* THE PROBLEM
Which lines of the records contain "survey"? Collect every one of them.

* RECORDS SUPPLIED

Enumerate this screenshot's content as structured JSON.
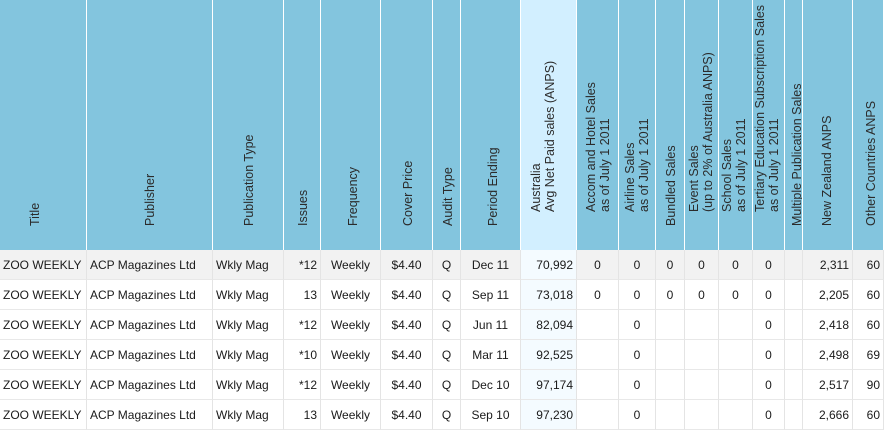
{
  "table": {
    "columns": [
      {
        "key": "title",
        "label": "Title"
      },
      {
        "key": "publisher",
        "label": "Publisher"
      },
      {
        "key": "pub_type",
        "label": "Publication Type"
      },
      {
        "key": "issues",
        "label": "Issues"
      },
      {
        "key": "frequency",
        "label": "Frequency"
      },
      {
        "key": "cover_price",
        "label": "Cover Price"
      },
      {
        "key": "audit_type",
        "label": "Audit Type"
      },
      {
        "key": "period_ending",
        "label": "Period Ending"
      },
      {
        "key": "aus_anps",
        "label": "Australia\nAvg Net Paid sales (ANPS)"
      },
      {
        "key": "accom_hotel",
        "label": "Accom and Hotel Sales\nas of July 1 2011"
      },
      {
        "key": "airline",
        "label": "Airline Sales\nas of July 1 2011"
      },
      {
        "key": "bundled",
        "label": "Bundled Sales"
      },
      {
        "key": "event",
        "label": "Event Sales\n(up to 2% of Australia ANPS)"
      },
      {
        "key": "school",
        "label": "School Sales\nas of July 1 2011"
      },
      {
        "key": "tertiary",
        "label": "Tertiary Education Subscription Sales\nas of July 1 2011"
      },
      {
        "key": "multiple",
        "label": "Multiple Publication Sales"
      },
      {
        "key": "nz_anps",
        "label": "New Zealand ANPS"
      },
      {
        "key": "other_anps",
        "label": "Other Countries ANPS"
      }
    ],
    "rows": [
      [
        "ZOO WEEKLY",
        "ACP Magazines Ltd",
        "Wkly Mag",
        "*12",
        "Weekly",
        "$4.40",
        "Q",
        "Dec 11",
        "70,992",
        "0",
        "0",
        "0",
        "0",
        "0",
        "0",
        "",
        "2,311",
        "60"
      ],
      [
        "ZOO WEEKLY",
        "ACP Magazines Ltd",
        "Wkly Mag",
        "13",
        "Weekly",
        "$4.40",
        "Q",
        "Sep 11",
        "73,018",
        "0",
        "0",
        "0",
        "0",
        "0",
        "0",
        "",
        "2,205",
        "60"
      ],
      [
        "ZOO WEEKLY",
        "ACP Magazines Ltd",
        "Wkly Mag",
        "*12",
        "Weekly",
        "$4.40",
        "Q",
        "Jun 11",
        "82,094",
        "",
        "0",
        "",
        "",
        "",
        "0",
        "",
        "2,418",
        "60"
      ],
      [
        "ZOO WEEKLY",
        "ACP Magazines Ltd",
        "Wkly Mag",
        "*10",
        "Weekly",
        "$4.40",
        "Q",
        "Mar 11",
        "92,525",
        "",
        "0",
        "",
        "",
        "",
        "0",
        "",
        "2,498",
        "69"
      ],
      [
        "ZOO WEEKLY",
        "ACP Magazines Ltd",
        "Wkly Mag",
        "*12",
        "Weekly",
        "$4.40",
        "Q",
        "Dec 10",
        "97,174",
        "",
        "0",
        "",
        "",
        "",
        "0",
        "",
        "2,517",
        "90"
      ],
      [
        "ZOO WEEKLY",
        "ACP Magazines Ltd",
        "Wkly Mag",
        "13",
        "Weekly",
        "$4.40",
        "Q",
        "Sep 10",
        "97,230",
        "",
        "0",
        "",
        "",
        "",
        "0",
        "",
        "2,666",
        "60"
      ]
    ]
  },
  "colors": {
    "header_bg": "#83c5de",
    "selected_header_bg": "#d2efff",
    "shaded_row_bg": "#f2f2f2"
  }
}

...

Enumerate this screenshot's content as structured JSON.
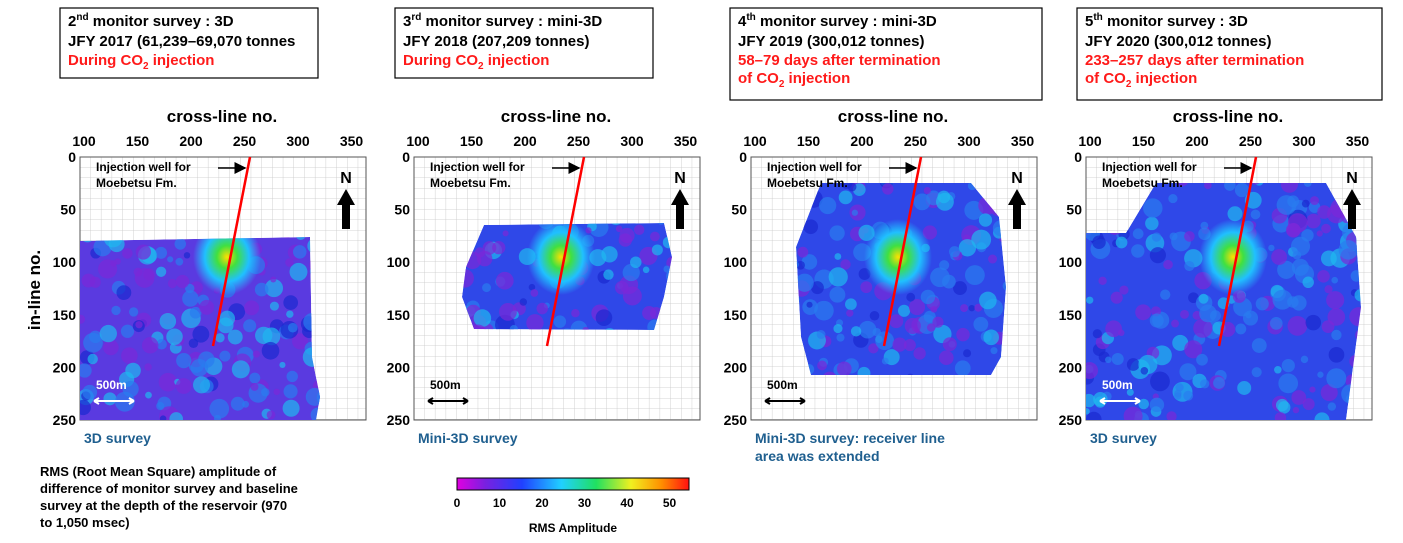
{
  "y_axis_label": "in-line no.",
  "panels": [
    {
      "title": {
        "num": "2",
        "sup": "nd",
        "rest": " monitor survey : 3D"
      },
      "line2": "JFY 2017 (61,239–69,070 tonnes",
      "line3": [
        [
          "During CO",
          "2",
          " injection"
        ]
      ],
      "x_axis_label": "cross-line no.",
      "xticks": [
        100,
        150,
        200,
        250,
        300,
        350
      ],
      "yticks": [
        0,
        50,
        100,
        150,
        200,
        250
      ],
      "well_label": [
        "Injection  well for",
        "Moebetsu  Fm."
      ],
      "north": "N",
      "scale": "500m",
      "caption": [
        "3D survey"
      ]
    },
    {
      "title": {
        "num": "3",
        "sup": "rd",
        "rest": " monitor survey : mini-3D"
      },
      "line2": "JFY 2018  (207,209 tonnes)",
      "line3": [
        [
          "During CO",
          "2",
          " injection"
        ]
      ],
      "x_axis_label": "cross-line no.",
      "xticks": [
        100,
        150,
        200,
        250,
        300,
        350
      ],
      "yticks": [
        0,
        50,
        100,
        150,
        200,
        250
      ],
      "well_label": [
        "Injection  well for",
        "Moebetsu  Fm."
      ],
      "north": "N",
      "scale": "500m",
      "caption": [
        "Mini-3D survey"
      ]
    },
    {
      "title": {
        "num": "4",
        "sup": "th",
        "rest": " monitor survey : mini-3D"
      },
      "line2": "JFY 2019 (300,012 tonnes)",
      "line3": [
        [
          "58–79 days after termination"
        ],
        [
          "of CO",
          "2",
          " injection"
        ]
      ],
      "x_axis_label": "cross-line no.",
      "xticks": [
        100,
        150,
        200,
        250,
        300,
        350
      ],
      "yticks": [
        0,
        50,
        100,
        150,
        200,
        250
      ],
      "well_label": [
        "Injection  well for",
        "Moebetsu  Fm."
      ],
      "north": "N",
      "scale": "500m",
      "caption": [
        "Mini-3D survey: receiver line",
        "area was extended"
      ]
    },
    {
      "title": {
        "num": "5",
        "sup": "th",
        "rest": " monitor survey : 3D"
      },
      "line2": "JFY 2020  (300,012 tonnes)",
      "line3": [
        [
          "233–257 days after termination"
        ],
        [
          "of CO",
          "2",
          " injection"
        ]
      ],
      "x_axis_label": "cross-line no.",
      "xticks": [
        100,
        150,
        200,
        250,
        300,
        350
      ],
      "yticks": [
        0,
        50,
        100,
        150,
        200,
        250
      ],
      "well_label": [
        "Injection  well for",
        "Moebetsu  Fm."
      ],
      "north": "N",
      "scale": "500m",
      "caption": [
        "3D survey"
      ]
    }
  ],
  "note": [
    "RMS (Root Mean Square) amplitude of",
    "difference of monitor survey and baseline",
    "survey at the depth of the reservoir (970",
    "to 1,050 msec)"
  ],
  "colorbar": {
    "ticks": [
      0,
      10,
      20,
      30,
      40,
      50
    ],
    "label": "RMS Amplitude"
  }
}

* COMPLETED TASK
        "rest": " monitor survey : 3D"
        "3D survey"
        "rest": " monitor survey : mini-3D"
        "Mini-3D survey"
        "rest": " monitor survey : mini-3D"
        "Mini-3D survey: receiver line",
        "rest": " monitor survey : 3D"
        "3D survey"
    "difference of monitor survey and baseline",
    "survey at the depth of the reservoir (970",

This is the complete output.